What you should do — Return the records that follow, matching each one exactly.

* * * * * * *

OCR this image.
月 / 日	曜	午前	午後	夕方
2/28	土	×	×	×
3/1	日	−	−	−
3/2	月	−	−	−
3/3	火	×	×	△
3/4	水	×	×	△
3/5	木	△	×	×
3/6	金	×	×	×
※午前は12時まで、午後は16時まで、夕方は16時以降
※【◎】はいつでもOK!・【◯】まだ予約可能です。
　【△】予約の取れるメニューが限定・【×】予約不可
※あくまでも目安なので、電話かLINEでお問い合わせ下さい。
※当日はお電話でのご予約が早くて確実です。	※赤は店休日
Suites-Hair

* * * * * * *

Solution to this problem —
OCR this image.
月 / 日	曜	午前	午後	夕方
2/28	土	×	×	×
3/1	日	−	−	−
3/2	月	−	−	−
3/3	火	×	×	△
3/4	水	×	×	△
3/5	木	△	×	×
3/6	金	×	×	×
※午前は12時まで、午後は16時まで、夕方は16時以降
※【◎】はいつでもOK!・【◯】まだ予約可能です。
　【△】予約の取れるメニューが限定・【×】予約不可
※あくまでも目安なので、電話かLINEでお問い合わせ下さい。
※当日はお電話でのご予約が早くて確実です。	※赤は店休日
Suites-Hair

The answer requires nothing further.